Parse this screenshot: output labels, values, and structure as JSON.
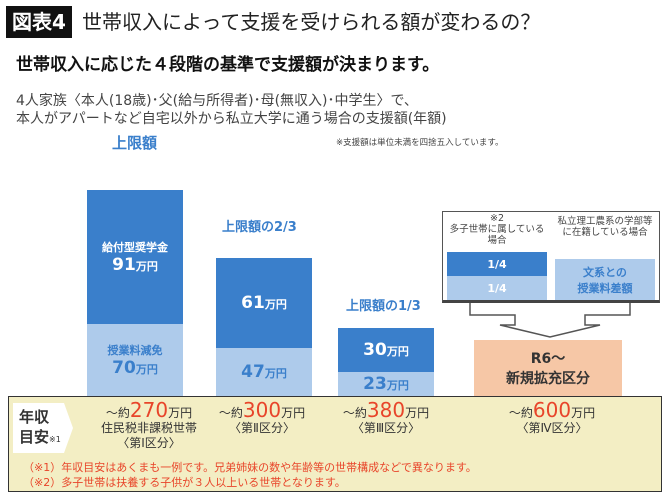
{
  "header": {
    "fig_tag": "図表4",
    "title": "世帯収入によって支援を受けられる額が変わるの？",
    "subtitle": "世帯収入に応じた４段階の基準で支援額が決まります。",
    "desc_1": "4人家族〈本人(18歳)･父(給与所得者)･母(無収入)･中学生〉で、",
    "desc_2": "本人がアパートなど自宅以外から私立大学に通う場合の支援額(年額)",
    "note": "※支援額は単位未満を四捨五入しています。"
  },
  "chart_data": {
    "type": "bar",
    "stacked": true,
    "unit": "万円",
    "categories": [
      "第Ⅰ区分",
      "第Ⅱ区分",
      "第Ⅲ区分",
      "第Ⅳ区分"
    ],
    "caps": [
      "上限額",
      "上限額の2/3",
      "上限額の1/3",
      ""
    ],
    "series": [
      {
        "name": "給付型奨学金",
        "values": [
          91,
          61,
          30,
          null
        ],
        "color": "#3a7fcb"
      },
      {
        "name": "授業料減免",
        "values": [
          70,
          47,
          23,
          null
        ],
        "color": "#aecbeb"
      }
    ],
    "labels": {
      "s1": "給付型奨学金",
      "s2": "授業料減免",
      "v1": [
        "91",
        "61",
        "30"
      ],
      "v2": [
        "70",
        "47",
        "23"
      ],
      "unit": "万円"
    }
  },
  "expansion": {
    "note_mark": "※2",
    "case_a": "多子世帯に属している場合",
    "case_b": "私立理工農系の学部等に在籍している場合",
    "a_top": "1/4",
    "a_bottom": "1/4",
    "b_text_1": "文系との",
    "b_text_2": "授業料差額",
    "new_1": "R6〜",
    "new_2": "新規拡充区分"
  },
  "income": {
    "label_1": "年収",
    "label_2": "目安",
    "label_note": "※1",
    "items": [
      {
        "pre": "〜約",
        "num": "270",
        "unit": "万円",
        "sub1": "住民税非課税世帯",
        "sub2": "〈第Ⅰ区分〉"
      },
      {
        "pre": "〜約",
        "num": "300",
        "unit": "万円",
        "sub1": "〈第Ⅱ区分〉",
        "sub2": ""
      },
      {
        "pre": "〜約",
        "num": "380",
        "unit": "万円",
        "sub1": "〈第Ⅲ区分〉",
        "sub2": ""
      },
      {
        "pre": "〜約",
        "num": "600",
        "unit": "万円",
        "sub1": "〈第Ⅳ区分〉",
        "sub2": ""
      }
    ],
    "footnote_1": "（※1）年収目安はあくまも一例です。兄弟姉妹の数や年齢等の世帯構成などで異なります。",
    "footnote_2": "（※2）多子世帯は扶養する子供が３人以上いる世帯となります。"
  }
}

________________________

◆ **Short exercise**:
The data should be printed again unchanged; leave its pictures out.

◆ **Exercise result**:
Parse this screenshot: output labels, values, and structure as JSON.
{
  "header": {
    "fig_tag": "図表4",
    "title": "世帯収入によって支援を受けられる額が変わるの？",
    "subtitle": "世帯収入に応じた４段階の基準で支援額が決まります。",
    "desc_1": "4人家族〈本人(18歳)･父(給与所得者)･母(無収入)･中学生〉で、",
    "desc_2": "本人がアパートなど自宅以外から私立大学に通う場合の支援額(年額)",
    "note": "※支援額は単位未満を四捨五入しています。"
  },
  "chart_data": {
    "type": "bar",
    "stacked": true,
    "unit": "万円",
    "categories": [
      "第Ⅰ区分",
      "第Ⅱ区分",
      "第Ⅲ区分",
      "第Ⅳ区分"
    ],
    "caps": [
      "上限額",
      "上限額の2/3",
      "上限額の1/3",
      ""
    ],
    "series": [
      {
        "name": "給付型奨学金",
        "values": [
          91,
          61,
          30,
          null
        ],
        "color": "#3a7fcb"
      },
      {
        "name": "授業料減免",
        "values": [
          70,
          47,
          23,
          null
        ],
        "color": "#aecbeb"
      }
    ],
    "labels": {
      "s1": "給付型奨学金",
      "s2": "授業料減免",
      "v1": [
        "91",
        "61",
        "30"
      ],
      "v2": [
        "70",
        "47",
        "23"
      ],
      "unit": "万円"
    }
  },
  "expansion": {
    "note_mark": "※2",
    "case_a": "多子世帯に属している場合",
    "case_b": "私立理工農系の学部等に在籍している場合",
    "a_top": "1/4",
    "a_bottom": "1/4",
    "b_text_1": "文系との",
    "b_text_2": "授業料差額",
    "new_1": "R6〜",
    "new_2": "新規拡充区分"
  },
  "income": {
    "label_1": "年収",
    "label_2": "目安",
    "label_note": "※1",
    "items": [
      {
        "pre": "〜約",
        "num": "270",
        "unit": "万円",
        "sub1": "住民税非課税世帯",
        "sub2": "〈第Ⅰ区分〉"
      },
      {
        "pre": "〜約",
        "num": "300",
        "unit": "万円",
        "sub1": "〈第Ⅱ区分〉",
        "sub2": ""
      },
      {
        "pre": "〜約",
        "num": "380",
        "unit": "万円",
        "sub1": "〈第Ⅲ区分〉",
        "sub2": ""
      },
      {
        "pre": "〜約",
        "num": "600",
        "unit": "万円",
        "sub1": "〈第Ⅳ区分〉",
        "sub2": ""
      }
    ],
    "footnote_1": "（※1）年収目安はあくまも一例です。兄弟姉妹の数や年齢等の世帯構成などで異なります。",
    "footnote_2": "（※2）多子世帯は扶養する子供が３人以上いる世帯となります。"
  }
}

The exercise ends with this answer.